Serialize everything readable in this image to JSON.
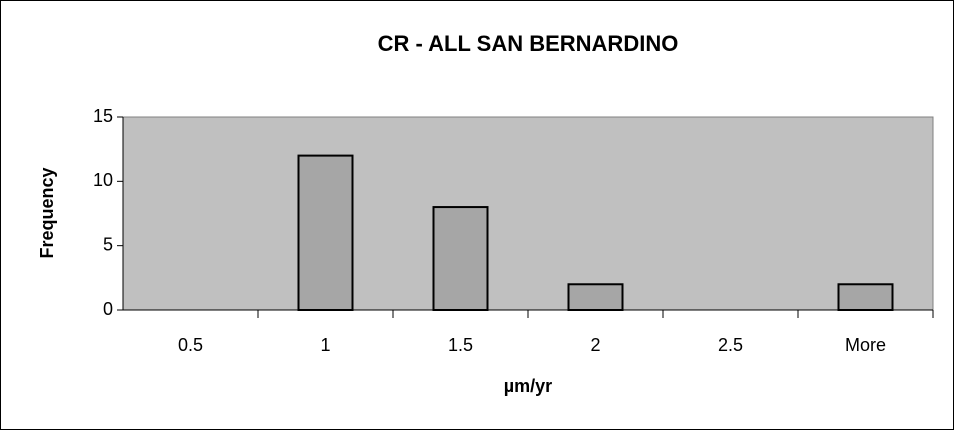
{
  "chart_data": {
    "type": "bar",
    "title": "CR - ALL SAN BERNARDINO",
    "x_label": "µm/yr",
    "y_label": "Frequency",
    "categories": [
      "0.5",
      "1",
      "1.5",
      "2",
      "2.5",
      "More"
    ],
    "values": [
      0,
      12,
      8,
      2,
      0,
      2
    ],
    "color": "#a6a6a6",
    "plot_background": "#c0c0c0",
    "ylim": [
      0,
      15
    ],
    "yticks": [
      0,
      5,
      10,
      15
    ],
    "grid": false
  }
}
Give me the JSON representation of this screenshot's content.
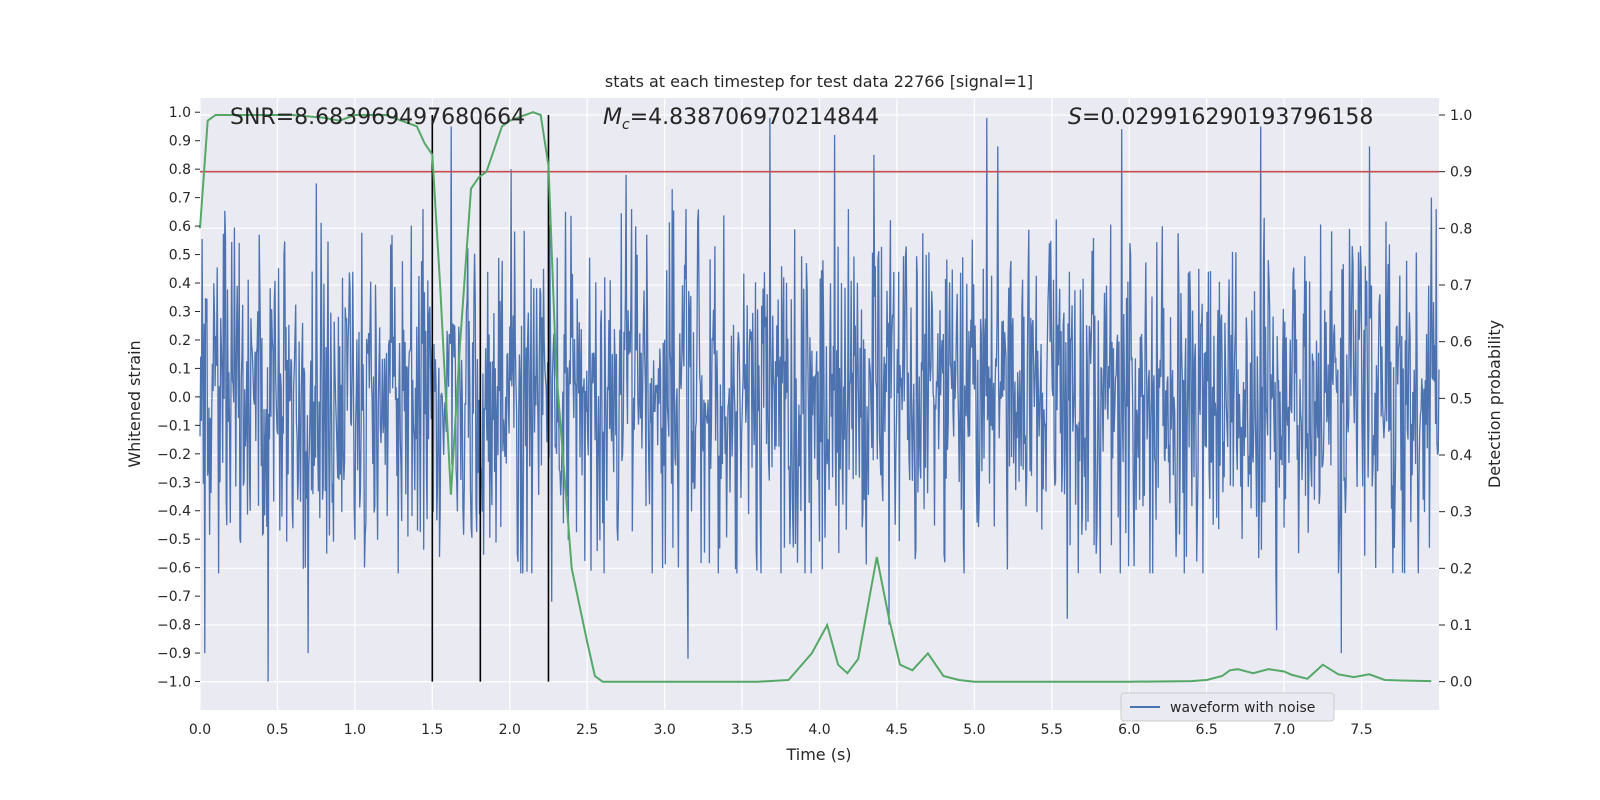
{
  "chart_data": {
    "type": "line",
    "title": "stats at each timestep for test data 22766 [signal=1]",
    "xlabel": "Time (s)",
    "ylabel_left": "Whitened strain",
    "ylabel_right": "Detection probability",
    "xlim": [
      0.0,
      8.0
    ],
    "ylim_left": [
      -1.1,
      1.05
    ],
    "ylim_right": [
      -0.05,
      1.03
    ],
    "x_ticks": [
      "0.0",
      "0.5",
      "1.0",
      "1.5",
      "2.0",
      "2.5",
      "3.0",
      "3.5",
      "4.0",
      "4.5",
      "5.0",
      "5.5",
      "6.0",
      "6.5",
      "7.0",
      "7.5"
    ],
    "y_ticks_left": [
      "1.0",
      "0.9",
      "0.8",
      "0.7",
      "0.6",
      "0.5",
      "0.4",
      "0.3",
      "0.2",
      "0.1",
      "0.0",
      "−0.1",
      "−0.2",
      "−0.3",
      "−0.4",
      "−0.5",
      "−0.6",
      "−0.7",
      "−0.8",
      "−0.9",
      "−1.0"
    ],
    "y_ticks_right": [
      "1.0",
      "0.9",
      "0.8",
      "0.7",
      "0.6",
      "0.5",
      "0.4",
      "0.3",
      "0.2",
      "0.1",
      "0.0"
    ],
    "grid": true,
    "legend": {
      "entries": [
        "waveform with noise"
      ],
      "placement": "lower-right"
    },
    "annotations": {
      "snr": "SNR=8.683969497680664",
      "mc_symbol": "M",
      "mc_sub": "c",
      "mc_value": "=4.838706970214844",
      "s_symbol": "S",
      "s_value": "=0.029916290193796158"
    },
    "threshold_line": {
      "axis": "right",
      "y": 0.9
    },
    "vertical_lines_x": [
      1.5,
      1.81,
      2.25
    ],
    "waveform": {
      "name": "waveform with noise",
      "duration_s": 8.0,
      "envelope_typical": 0.45,
      "spike_peaks": [
        {
          "x": 0.03,
          "y": -0.9
        },
        {
          "x": 0.44,
          "y": -1.0
        },
        {
          "x": 0.7,
          "y": -0.9
        },
        {
          "x": 0.75,
          "y": 0.75
        },
        {
          "x": 1.62,
          "y": 0.95
        },
        {
          "x": 2.01,
          "y": 0.8
        },
        {
          "x": 2.27,
          "y": -0.72
        },
        {
          "x": 2.75,
          "y": 0.78
        },
        {
          "x": 3.05,
          "y": 0.73
        },
        {
          "x": 3.15,
          "y": -0.92
        },
        {
          "x": 3.68,
          "y": 0.98
        },
        {
          "x": 4.1,
          "y": 0.92
        },
        {
          "x": 4.35,
          "y": 0.85
        },
        {
          "x": 4.45,
          "y": -0.8
        },
        {
          "x": 5.08,
          "y": 0.98
        },
        {
          "x": 5.15,
          "y": 0.88
        },
        {
          "x": 5.6,
          "y": -0.78
        },
        {
          "x": 5.95,
          "y": 0.94
        },
        {
          "x": 6.85,
          "y": 0.95
        },
        {
          "x": 6.95,
          "y": -0.82
        },
        {
          "x": 7.37,
          "y": -0.9
        },
        {
          "x": 7.55,
          "y": 0.88
        },
        {
          "x": 7.95,
          "y": 0.7
        }
      ]
    },
    "detection_probability": {
      "name": "Detection probability",
      "x": [
        0.0,
        0.05,
        0.1,
        0.2,
        0.4,
        0.6,
        0.8,
        0.9,
        1.0,
        1.2,
        1.3,
        1.4,
        1.45,
        1.5,
        1.55,
        1.62,
        1.68,
        1.75,
        1.8,
        1.85,
        1.95,
        2.0,
        2.05,
        2.15,
        2.2,
        2.25,
        2.3,
        2.4,
        2.5,
        2.55,
        2.6,
        2.8,
        3.0,
        3.2,
        3.4,
        3.6,
        3.8,
        3.95,
        4.05,
        4.12,
        4.18,
        4.25,
        4.37,
        4.45,
        4.52,
        4.6,
        4.7,
        4.8,
        4.9,
        5.0,
        5.5,
        6.0,
        6.4,
        6.5,
        6.6,
        6.65,
        6.7,
        6.8,
        6.9,
        7.0,
        7.05,
        7.15,
        7.25,
        7.35,
        7.45,
        7.55,
        7.65,
        7.75,
        7.95
      ],
      "y": [
        0.8,
        0.99,
        1.0,
        1.0,
        1.0,
        1.0,
        0.995,
        0.99,
        1.0,
        1.0,
        0.99,
        0.98,
        0.95,
        0.93,
        0.7,
        0.33,
        0.6,
        0.87,
        0.89,
        0.9,
        0.98,
        0.99,
        0.995,
        1.005,
        1.0,
        0.91,
        0.55,
        0.2,
        0.07,
        0.01,
        0.0,
        0.0,
        0.0,
        0.0,
        0.0,
        0.0,
        0.003,
        0.05,
        0.1,
        0.03,
        0.015,
        0.04,
        0.22,
        0.11,
        0.03,
        0.02,
        0.05,
        0.01,
        0.003,
        0.0,
        0.0,
        0.0,
        0.001,
        0.003,
        0.01,
        0.02,
        0.022,
        0.015,
        0.022,
        0.018,
        0.012,
        0.005,
        0.03,
        0.013,
        0.008,
        0.013,
        0.003,
        0.002,
        0.001
      ]
    },
    "colors": {
      "background": "#eaeaf2",
      "grid": "#ffffff",
      "waveform": "#4c72b0",
      "probability": "#55a868",
      "threshold": "#c44e52",
      "vlines": "#000000",
      "text": "#262626"
    }
  }
}
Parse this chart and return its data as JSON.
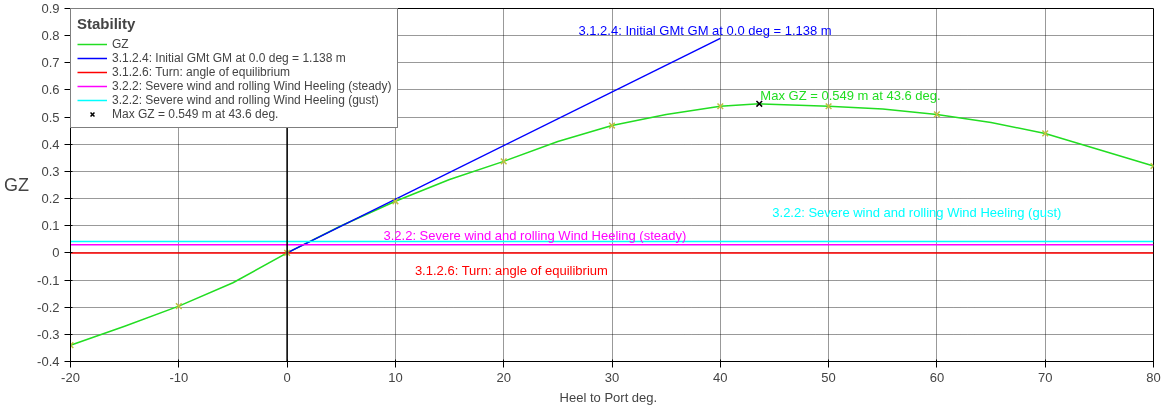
{
  "chart_data": {
    "type": "line",
    "xlabel": "Heel to Port   deg.",
    "ylabel": "GZ",
    "legend_title": "Stability",
    "xlim": [
      -20,
      80
    ],
    "xticks": [
      -20,
      -10,
      0,
      10,
      20,
      30,
      40,
      50,
      60,
      70,
      80
    ],
    "ylim": [
      -0.4,
      0.9
    ],
    "yticks": [
      -0.4,
      -0.3,
      -0.2,
      -0.1,
      {
        "value": 0,
        "label": "0"
      },
      0.1,
      0.2,
      0.3,
      0.4,
      0.5,
      0.6,
      0.7,
      0.8,
      0.9
    ],
    "grid": true,
    "legend": "top left",
    "series": [
      {
        "name": "GZ",
        "color": "#22dd22",
        "x": [
          -20,
          -15,
          -10,
          -5,
          0,
          5,
          10,
          15,
          20,
          25,
          30,
          35,
          40,
          43.6,
          50,
          55,
          60,
          65,
          70,
          75,
          80
        ],
        "values": [
          -0.34,
          -0.27,
          -0.196,
          -0.11,
          0,
          0.1,
          0.19,
          0.27,
          0.337,
          0.41,
          0.469,
          0.51,
          0.54,
          0.549,
          0.54,
          0.53,
          0.51,
          0.48,
          0.44,
          0.38,
          0.32
        ]
      },
      {
        "name": "3.1.2.4: Initial GMt GM at 0.0 deg = 1.138 m",
        "color": "#0000ff",
        "x": [
          0,
          40
        ],
        "values": [
          0,
          0.79
        ]
      },
      {
        "name": "3.1.2.6: Turn: angle of equilibrium",
        "color": "#ff0000",
        "x": [
          -20,
          80
        ],
        "values": [
          0,
          0
        ]
      },
      {
        "name": "3.2.2: Severe wind and rolling Wind Heeling (steady)",
        "color": "#ff00ff",
        "x": [
          -20,
          80
        ],
        "values": [
          0.03,
          0.03
        ]
      },
      {
        "name": "3.2.2: Severe wind and rolling Wind Heeling (gust)",
        "color": "#00ffff",
        "x": [
          -20,
          80
        ],
        "values": [
          0.042,
          0.042
        ]
      },
      {
        "type": "scatter",
        "marker": "cross",
        "color": "#c0c040",
        "x": [
          -20,
          -10,
          0,
          10,
          20,
          30,
          40,
          50,
          60,
          70,
          80
        ],
        "values": [
          -0.34,
          -0.196,
          0,
          0.19,
          0.337,
          0.469,
          0.54,
          0.54,
          0.51,
          0.44,
          0.32
        ]
      },
      {
        "name": "Max GZ = 0.549 m at 43.6 deg.",
        "type": "scatter",
        "marker": "cross",
        "color": "#000000",
        "x": [
          43.6
        ],
        "values": [
          0.549
        ]
      }
    ],
    "ref_lines": [
      {
        "axis": "x",
        "value": 0,
        "color": "#000000"
      }
    ],
    "annotations": [
      "3.1.2.4: Initial GMt GM at 0.0 deg = 1.138 m",
      "3.2.2: Severe wind and rolling Wind Heeling (steady)",
      "3.2.2: Severe wind and rolling Wind Heeling (gust)",
      "3.1.2.6: Turn: angle of equilibrium",
      "Max GZ = 0.549 m at 43.6 deg."
    ]
  }
}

::::

= SHORT EXERCISE =
Copy each line of the listing that contains the string "Initial".

= FULL RESPONSE =
        "name": "3.1.2.4: Initial GMt GM at 0.0 deg = 1.138 m",
      "3.1.2.4: Initial GMt GM at 0.0 deg = 1.138 m",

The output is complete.